Count how many lines of the material below have the word "สำหร" and give only the number.
*****
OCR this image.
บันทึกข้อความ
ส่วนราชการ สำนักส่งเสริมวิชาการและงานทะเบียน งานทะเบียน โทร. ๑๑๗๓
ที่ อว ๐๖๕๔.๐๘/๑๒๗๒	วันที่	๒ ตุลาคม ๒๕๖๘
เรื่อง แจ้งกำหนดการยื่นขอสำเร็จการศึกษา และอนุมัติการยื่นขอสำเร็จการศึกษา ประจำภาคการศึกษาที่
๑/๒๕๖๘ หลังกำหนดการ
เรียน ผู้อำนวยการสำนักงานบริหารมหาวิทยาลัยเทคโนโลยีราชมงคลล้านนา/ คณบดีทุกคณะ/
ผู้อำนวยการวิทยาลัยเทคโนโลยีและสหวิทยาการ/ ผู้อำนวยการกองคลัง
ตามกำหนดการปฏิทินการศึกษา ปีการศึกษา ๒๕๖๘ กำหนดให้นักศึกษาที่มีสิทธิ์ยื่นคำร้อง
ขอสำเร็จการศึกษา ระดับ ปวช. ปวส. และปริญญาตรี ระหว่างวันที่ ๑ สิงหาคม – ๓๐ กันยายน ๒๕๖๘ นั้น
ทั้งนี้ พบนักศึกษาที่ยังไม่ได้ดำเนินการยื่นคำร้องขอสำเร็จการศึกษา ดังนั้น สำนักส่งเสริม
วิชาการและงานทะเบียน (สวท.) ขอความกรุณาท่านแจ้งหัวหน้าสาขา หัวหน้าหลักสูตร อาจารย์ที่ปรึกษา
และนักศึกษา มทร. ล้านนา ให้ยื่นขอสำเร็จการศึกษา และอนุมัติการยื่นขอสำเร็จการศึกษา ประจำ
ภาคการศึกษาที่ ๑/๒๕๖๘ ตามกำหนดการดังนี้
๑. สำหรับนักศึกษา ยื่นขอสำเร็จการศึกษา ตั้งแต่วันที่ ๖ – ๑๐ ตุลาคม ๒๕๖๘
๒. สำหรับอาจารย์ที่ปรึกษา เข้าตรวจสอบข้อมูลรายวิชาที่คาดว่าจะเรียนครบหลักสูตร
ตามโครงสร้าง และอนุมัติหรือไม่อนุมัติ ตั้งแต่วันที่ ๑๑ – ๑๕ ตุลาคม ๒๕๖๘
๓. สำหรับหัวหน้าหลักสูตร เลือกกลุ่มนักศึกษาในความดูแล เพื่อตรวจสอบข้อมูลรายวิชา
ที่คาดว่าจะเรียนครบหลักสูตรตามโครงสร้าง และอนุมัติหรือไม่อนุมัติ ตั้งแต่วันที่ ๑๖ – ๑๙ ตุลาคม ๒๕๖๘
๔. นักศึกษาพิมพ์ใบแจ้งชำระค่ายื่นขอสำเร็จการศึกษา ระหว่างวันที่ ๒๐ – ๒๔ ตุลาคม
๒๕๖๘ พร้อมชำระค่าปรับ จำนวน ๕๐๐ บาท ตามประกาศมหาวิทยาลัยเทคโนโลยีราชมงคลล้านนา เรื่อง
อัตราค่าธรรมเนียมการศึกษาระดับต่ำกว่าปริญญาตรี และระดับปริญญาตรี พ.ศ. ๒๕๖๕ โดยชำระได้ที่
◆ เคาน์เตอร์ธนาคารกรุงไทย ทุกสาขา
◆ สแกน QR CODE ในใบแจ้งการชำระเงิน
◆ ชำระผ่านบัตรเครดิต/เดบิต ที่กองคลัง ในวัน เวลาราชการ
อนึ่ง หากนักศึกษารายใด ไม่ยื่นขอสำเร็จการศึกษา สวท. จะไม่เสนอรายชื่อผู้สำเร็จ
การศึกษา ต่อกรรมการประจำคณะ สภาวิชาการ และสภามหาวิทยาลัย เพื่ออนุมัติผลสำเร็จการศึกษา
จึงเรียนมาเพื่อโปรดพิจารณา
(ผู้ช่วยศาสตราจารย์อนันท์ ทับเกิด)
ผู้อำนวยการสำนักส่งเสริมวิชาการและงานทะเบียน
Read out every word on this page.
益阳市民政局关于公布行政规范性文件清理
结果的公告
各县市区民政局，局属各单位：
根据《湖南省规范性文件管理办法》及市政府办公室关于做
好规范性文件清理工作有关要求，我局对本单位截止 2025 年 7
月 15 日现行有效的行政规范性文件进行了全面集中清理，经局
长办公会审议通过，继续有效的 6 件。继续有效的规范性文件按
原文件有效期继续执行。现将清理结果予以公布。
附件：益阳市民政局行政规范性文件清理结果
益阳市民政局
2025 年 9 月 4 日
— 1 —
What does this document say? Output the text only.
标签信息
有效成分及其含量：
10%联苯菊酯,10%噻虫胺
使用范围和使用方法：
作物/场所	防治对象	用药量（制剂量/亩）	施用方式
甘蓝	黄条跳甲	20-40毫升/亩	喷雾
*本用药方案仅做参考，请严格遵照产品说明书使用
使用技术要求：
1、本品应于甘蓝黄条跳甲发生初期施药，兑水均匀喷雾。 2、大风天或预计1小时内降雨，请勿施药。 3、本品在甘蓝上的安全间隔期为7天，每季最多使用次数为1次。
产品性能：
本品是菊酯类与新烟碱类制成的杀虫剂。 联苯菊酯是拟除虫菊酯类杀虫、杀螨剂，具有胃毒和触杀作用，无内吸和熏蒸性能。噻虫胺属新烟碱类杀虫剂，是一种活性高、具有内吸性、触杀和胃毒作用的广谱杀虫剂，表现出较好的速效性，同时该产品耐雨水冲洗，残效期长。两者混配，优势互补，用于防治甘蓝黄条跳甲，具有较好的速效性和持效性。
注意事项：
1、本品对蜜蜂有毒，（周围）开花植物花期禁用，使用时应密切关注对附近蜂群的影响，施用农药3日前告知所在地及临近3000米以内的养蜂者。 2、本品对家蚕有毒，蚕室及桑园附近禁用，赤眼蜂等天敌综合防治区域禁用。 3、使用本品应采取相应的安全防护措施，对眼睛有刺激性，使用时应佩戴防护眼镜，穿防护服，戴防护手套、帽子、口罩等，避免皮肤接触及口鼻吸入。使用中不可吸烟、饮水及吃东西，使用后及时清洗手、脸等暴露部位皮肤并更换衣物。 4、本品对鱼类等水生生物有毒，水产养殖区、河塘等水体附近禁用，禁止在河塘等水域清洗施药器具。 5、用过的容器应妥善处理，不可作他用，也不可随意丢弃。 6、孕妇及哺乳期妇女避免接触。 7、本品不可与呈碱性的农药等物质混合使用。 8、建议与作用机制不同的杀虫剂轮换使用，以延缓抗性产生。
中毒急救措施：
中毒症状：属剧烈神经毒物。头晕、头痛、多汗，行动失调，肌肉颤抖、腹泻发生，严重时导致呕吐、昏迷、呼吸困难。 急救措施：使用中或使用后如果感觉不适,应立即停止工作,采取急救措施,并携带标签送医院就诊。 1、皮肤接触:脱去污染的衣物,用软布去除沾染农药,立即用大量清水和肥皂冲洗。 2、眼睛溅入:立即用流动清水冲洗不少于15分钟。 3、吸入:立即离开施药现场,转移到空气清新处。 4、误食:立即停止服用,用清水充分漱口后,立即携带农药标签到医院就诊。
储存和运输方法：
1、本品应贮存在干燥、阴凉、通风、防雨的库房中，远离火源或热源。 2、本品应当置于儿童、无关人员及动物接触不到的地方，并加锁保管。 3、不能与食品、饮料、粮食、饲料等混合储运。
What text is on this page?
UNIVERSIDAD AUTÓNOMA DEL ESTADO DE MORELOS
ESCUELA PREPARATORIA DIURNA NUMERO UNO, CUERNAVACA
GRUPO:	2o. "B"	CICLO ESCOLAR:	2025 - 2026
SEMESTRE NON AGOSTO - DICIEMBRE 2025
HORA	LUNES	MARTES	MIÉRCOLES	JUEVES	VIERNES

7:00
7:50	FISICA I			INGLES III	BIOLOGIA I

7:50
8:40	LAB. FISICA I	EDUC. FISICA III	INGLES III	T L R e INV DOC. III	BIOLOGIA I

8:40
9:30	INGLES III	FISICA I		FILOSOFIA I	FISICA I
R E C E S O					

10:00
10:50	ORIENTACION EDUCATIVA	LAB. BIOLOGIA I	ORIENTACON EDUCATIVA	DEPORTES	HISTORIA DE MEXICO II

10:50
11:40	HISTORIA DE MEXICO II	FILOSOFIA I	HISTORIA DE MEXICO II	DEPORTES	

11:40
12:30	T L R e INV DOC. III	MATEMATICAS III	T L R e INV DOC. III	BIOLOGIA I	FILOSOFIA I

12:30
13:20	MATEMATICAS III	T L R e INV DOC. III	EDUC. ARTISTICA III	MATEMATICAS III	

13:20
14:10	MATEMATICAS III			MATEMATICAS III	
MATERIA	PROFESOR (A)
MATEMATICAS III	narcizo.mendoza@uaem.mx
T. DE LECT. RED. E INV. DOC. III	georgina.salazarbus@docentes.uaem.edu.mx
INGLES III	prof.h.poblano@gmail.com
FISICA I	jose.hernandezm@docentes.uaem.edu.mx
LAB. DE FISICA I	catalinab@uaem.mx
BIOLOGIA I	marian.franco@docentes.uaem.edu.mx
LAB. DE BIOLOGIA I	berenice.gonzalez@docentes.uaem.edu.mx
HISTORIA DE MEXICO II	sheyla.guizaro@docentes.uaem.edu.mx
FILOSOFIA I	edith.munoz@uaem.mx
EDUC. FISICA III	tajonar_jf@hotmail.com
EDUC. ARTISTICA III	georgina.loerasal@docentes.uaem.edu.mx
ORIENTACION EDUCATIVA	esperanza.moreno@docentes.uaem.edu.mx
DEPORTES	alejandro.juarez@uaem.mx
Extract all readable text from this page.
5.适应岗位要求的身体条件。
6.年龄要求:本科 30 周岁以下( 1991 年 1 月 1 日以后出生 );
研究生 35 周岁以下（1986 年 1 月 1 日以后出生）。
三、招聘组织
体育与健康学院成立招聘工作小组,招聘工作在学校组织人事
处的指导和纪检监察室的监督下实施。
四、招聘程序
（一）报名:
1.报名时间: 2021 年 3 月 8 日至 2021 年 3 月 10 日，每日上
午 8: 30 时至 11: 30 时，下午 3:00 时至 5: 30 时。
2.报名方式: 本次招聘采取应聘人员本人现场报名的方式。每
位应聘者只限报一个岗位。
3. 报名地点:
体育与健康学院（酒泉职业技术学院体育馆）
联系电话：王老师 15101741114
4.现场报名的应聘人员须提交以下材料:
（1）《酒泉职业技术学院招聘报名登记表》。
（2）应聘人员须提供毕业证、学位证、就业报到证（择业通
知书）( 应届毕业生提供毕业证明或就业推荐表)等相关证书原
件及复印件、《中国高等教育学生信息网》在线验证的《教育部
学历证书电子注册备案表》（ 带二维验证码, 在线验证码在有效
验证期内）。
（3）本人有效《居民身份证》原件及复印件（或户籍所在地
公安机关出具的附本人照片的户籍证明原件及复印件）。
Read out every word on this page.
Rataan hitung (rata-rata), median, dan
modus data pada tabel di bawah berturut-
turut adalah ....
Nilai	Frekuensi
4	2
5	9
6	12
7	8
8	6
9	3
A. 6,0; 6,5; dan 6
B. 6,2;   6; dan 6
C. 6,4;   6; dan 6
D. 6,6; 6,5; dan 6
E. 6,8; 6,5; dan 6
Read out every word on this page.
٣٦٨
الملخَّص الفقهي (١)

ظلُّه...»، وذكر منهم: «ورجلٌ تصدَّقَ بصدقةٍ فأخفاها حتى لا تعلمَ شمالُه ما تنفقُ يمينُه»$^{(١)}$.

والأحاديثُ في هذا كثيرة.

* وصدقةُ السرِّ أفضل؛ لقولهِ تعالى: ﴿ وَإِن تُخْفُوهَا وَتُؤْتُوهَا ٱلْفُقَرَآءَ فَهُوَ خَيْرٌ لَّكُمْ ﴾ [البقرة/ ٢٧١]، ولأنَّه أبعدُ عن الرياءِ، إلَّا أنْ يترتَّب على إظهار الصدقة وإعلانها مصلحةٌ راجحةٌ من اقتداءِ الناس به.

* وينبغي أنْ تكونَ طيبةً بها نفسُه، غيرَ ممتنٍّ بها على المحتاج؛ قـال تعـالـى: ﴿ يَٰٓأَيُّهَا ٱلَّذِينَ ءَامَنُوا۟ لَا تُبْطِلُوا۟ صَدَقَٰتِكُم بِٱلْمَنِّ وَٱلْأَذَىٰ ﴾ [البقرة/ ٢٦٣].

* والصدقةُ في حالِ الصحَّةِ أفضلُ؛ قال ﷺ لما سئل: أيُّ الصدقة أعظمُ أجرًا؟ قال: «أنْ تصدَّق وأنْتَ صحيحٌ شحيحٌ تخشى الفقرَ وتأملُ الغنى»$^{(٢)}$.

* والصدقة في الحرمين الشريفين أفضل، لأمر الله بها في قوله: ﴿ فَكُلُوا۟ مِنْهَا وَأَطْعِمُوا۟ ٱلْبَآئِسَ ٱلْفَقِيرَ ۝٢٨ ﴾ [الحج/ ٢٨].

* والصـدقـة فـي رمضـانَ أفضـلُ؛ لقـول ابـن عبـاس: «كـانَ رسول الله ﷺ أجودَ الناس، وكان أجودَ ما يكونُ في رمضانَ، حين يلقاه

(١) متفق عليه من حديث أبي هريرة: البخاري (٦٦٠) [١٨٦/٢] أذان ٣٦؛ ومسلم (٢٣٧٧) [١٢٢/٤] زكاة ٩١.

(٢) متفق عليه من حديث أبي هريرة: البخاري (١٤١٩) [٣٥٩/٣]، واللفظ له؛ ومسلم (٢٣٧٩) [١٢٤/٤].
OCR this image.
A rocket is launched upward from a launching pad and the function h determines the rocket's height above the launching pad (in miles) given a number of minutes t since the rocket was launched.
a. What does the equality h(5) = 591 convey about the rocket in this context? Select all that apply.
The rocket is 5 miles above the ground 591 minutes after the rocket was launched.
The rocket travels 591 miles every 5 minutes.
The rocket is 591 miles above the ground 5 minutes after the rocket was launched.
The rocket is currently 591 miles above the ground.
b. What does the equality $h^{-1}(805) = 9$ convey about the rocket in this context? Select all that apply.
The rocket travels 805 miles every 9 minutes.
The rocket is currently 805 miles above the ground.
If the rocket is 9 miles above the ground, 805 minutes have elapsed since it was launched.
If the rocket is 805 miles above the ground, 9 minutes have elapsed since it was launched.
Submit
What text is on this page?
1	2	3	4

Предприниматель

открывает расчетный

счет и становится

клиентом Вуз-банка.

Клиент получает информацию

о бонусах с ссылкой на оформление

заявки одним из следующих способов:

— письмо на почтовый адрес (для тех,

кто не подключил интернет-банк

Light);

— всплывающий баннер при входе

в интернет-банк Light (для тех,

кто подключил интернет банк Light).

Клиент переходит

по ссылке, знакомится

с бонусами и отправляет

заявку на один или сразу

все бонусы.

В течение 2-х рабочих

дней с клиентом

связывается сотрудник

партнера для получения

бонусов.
*****
* **Task response**: 3